__WHAT TO DO__. Emit the line that holds "Parse this screenshot: output" and all lines following it through the end of the data, verbatim, and nothing else.

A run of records
=-=-=
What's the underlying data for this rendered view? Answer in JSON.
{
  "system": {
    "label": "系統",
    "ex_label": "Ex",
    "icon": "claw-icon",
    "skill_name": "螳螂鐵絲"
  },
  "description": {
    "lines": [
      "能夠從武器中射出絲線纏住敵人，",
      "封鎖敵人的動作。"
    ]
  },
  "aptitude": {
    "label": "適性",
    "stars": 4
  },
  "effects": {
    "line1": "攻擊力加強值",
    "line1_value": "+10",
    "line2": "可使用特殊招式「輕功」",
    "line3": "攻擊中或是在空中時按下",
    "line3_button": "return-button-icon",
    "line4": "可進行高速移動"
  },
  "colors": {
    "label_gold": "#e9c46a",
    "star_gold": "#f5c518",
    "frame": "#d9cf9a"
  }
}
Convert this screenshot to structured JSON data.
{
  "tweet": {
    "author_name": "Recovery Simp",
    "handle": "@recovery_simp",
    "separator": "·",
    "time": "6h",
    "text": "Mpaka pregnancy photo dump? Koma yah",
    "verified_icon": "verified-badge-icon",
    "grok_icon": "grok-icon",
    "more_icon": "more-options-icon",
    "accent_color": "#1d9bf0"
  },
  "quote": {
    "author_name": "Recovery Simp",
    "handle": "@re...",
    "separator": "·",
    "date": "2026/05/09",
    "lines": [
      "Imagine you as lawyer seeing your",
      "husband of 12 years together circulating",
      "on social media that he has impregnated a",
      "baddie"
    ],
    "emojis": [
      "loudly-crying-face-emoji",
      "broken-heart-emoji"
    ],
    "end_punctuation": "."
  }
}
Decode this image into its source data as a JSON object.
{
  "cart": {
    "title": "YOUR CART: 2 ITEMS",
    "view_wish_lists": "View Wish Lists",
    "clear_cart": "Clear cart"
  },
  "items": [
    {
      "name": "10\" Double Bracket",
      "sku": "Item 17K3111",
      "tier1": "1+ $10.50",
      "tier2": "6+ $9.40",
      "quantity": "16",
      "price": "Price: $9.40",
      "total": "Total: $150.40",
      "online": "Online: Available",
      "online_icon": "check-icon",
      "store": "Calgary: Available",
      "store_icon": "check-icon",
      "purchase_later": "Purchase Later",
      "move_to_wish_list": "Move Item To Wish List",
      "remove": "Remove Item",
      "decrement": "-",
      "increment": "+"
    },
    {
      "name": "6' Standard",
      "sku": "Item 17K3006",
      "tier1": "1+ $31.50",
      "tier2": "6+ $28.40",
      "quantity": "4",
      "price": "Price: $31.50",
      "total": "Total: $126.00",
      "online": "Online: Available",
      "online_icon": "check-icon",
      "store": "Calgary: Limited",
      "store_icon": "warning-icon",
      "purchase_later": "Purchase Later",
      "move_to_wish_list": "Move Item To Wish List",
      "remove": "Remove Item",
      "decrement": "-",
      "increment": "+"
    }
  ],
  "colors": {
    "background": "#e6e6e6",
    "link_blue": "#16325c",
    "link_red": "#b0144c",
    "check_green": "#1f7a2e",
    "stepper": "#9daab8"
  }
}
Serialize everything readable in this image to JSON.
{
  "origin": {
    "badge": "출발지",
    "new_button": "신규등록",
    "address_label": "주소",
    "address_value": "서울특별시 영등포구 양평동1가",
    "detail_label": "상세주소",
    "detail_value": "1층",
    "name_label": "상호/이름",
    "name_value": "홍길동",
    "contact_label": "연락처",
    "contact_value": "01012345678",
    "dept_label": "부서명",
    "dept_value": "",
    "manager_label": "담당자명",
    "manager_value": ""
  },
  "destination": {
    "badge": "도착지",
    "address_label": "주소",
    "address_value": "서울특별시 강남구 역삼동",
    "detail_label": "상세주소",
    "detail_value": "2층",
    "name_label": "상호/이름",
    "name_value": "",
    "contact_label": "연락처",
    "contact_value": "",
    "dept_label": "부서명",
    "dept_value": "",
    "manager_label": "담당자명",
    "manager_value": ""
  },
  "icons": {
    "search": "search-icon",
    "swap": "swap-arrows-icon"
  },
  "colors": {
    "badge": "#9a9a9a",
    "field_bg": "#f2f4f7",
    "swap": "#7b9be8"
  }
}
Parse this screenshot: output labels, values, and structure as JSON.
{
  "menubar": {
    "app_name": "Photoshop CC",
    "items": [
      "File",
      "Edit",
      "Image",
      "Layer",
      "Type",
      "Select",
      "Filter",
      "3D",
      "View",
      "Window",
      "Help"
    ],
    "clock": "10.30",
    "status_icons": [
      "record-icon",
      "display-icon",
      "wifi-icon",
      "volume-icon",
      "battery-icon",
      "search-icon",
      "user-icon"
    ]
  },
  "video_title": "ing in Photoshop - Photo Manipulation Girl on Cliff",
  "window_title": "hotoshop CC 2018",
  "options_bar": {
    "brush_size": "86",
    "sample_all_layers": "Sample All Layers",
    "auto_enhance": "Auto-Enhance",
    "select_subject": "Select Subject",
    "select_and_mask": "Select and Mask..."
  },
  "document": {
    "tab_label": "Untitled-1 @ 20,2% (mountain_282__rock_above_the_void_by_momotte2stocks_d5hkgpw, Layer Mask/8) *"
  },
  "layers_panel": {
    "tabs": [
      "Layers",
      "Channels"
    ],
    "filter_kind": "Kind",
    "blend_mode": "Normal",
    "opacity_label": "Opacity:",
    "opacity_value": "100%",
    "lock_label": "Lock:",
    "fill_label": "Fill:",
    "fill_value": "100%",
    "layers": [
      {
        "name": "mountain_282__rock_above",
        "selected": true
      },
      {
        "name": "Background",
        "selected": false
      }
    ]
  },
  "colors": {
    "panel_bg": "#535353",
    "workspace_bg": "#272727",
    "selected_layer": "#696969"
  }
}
=-=-=
__COMPLETED EXERCISE__.
Parse this screenshot: output labels, values, and structure as JSON.
{
  "menubar": {
    "app_name": "Photoshop CC",
    "items": [
      "File",
      "Edit",
      "Image",
      "Layer",
      "Type",
      "Select",
      "Filter",
      "3D",
      "View",
      "Window",
      "Help"
    ],
    "clock": "10.30",
    "status_icons": [
      "record-icon",
      "display-icon",
      "wifi-icon",
      "volume-icon",
      "battery-icon",
      "search-icon",
      "user-icon"
    ]
  },
  "video_title": "ing in Photoshop - Photo Manipulation Girl on Cliff",
  "window_title": "hotoshop CC 2018",
  "options_bar": {
    "brush_size": "86",
    "sample_all_layers": "Sample All Layers",
    "auto_enhance": "Auto-Enhance",
    "select_subject": "Select Subject",
    "select_and_mask": "Select and Mask..."
  },
  "document": {
    "tab_label": "Untitled-1 @ 20,2% (mountain_282__rock_above_the_void_by_momotte2stocks_d5hkgpw, Layer Mask/8) *"
  },
  "layers_panel": {
    "tabs": [
      "Layers",
      "Channels"
    ],
    "filter_kind": "Kind",
    "blend_mode": "Normal",
    "opacity_label": "Opacity:",
    "opacity_value": "100%",
    "lock_label": "Lock:",
    "fill_label": "Fill:",
    "fill_value": "100%",
    "layers": [
      {
        "name": "mountain_282__rock_above",
        "selected": true
      },
      {
        "name": "Background",
        "selected": false
      }
    ]
  },
  "colors": {
    "panel_bg": "#535353",
    "workspace_bg": "#272727",
    "selected_layer": "#696969"
  }
}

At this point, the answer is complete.